* Problem requirements: Write out the material below again, unchanged.

* Dataset rows:

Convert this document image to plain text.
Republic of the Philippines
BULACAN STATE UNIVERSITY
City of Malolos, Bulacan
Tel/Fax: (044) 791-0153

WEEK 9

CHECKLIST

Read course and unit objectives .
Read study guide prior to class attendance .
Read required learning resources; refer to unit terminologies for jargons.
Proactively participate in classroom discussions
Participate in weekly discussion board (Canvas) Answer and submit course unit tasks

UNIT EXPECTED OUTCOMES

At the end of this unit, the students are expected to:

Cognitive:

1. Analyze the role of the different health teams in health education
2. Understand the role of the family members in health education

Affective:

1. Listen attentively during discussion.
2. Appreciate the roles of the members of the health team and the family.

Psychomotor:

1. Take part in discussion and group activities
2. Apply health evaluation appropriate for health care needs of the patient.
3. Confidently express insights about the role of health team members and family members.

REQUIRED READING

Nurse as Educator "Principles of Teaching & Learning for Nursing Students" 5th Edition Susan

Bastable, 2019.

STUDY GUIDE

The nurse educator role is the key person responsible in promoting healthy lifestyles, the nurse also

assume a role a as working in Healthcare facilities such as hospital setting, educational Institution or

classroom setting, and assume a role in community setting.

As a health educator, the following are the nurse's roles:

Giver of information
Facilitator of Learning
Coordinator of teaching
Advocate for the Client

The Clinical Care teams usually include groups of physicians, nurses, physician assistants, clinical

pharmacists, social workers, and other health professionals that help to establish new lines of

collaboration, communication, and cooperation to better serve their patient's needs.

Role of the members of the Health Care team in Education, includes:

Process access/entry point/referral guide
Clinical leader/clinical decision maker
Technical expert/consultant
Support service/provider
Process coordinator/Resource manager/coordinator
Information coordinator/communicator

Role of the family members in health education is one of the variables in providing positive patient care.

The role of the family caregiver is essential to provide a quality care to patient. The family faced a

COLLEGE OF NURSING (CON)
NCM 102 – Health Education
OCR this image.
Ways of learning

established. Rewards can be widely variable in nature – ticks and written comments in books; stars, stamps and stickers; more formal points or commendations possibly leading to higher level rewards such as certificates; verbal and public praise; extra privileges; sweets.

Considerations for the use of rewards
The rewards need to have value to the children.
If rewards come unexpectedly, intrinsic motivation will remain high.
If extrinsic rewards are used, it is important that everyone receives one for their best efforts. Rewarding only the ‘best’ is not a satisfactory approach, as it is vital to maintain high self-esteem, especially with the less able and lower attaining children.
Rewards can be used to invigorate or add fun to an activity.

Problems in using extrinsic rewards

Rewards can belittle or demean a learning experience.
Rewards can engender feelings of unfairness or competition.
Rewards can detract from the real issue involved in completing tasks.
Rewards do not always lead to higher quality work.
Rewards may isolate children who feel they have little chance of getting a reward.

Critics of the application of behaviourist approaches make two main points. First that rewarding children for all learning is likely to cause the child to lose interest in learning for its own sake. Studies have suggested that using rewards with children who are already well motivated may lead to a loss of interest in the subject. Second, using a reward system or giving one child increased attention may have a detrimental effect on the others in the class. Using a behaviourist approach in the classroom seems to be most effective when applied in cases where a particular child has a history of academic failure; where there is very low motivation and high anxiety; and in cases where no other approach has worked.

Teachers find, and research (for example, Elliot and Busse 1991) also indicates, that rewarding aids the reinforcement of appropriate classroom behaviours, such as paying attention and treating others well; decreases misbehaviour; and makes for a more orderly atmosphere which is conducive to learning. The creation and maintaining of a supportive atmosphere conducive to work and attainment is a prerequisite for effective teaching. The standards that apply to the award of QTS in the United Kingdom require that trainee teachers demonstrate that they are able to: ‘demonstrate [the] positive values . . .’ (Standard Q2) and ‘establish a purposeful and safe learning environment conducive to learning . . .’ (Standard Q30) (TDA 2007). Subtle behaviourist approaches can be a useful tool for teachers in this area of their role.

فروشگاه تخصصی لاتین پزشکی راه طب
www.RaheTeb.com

* Exercise result:
Convert this document image to plain text.
Republic of the Philippines
BULACAN STATE UNIVERSITY
City of Malolos, Bulacan
Tel/Fax: (044) 791-0153

WEEK 9

CHECKLIST

Read course and unit objectives .
Read study guide prior to class attendance .
Read required learning resources; refer to unit terminologies for jargons.
Proactively participate in classroom discussions
Participate in weekly discussion board (Canvas) Answer and submit course unit tasks

UNIT EXPECTED OUTCOMES

At the end of this unit, the students are expected to:

Cognitive:

1. Analyze the role of the different health teams in health education
2. Understand the role of the family members in health education

Affective:

1. Listen attentively during discussion.
2. Appreciate the roles of the members of the health team and the family.

Psychomotor:

1. Take part in discussion and group activities
2. Apply health evaluation appropriate for health care needs of the patient.
3. Confidently express insights about the role of health team members and family members.

REQUIRED READING

Nurse as Educator "Principles of Teaching & Learning for Nursing Students" 5th Edition Susan

Bastable, 2019.

STUDY GUIDE

The nurse educator role is the key person responsible in promoting healthy lifestyles, the nurse also

assume a role a as working in Healthcare facilities such as hospital setting, educational Institution or

classroom setting, and assume a role in community setting.

As a health educator, the following are the nurse's roles:

Giver of information
Facilitator of Learning
Coordinator of teaching
Advocate for the Client

The Clinical Care teams usually include groups of physicians, nurses, physician assistants, clinical

pharmacists, social workers, and other health professionals that help to establish new lines of

collaboration, communication, and cooperation to better serve their patient's needs.

Role of the members of the Health Care team in Education, includes:

Process access/entry point/referral guide
Clinical leader/clinical decision maker
Technical expert/consultant
Support service/provider
Process coordinator/Resource manager/coordinator
Information coordinator/communicator

Role of the family members in health education is one of the variables in providing positive patient care.

The role of the family caregiver is essential to provide a quality care to patient. The family faced a

COLLEGE OF NURSING (CON)
NCM 102 – Health Education
OCR this image.
Ways of learning

established. Rewards can be widely variable in nature – ticks and written comments in books; stars, stamps and stickers; more formal points or commendations possibly leading to higher level rewards such as certificates; verbal and public praise; extra privileges; sweets.

Considerations for the use of rewards
The rewards need to have value to the children.
If rewards come unexpectedly, intrinsic motivation will remain high.
If extrinsic rewards are used, it is important that everyone receives one for their best efforts. Rewarding only the ‘best’ is not a satisfactory approach, as it is vital to maintain high self-esteem, especially with the less able and lower attaining children.
Rewards can be used to invigorate or add fun to an activity.

Problems in using extrinsic rewards

Rewards can belittle or demean a learning experience.
Rewards can engender feelings of unfairness or competition.
Rewards can detract from the real issue involved in completing tasks.
Rewards do not always lead to higher quality work.
Rewards may isolate children who feel they have little chance of getting a reward.

Critics of the application of behaviourist approaches make two main points. First that rewarding children for all learning is likely to cause the child to lose interest in learning for its own sake. Studies have suggested that using rewards with children who are already well motivated may lead to a loss of interest in the subject. Second, using a reward system or giving one child increased attention may have a detrimental effect on the others in the class. Using a behaviourist approach in the classroom seems to be most effective when applied in cases where a particular child has a history of academic failure; where there is very low motivation and high anxiety; and in cases where no other approach has worked.

Teachers find, and research (for example, Elliot and Busse 1991) also indicates, that rewarding aids the reinforcement of appropriate classroom behaviours, such as paying attention and treating others well; decreases misbehaviour; and makes for a more orderly atmosphere which is conducive to learning. The creation and maintaining of a supportive atmosphere conducive to work and attainment is a prerequisite for effective teaching. The standards that apply to the award of QTS in the United Kingdom require that trainee teachers demonstrate that they are able to: ‘demonstrate [the] positive values . . .’ (Standard Q2) and ‘establish a purposeful and safe learning environment conducive to learning . . .’ (Standard Q30) (TDA 2007). Subtle behaviourist approaches can be a useful tool for teachers in this area of their role.

فروشگاه تخصصی لاتین پزشکی راه طب
www.RaheTeb.com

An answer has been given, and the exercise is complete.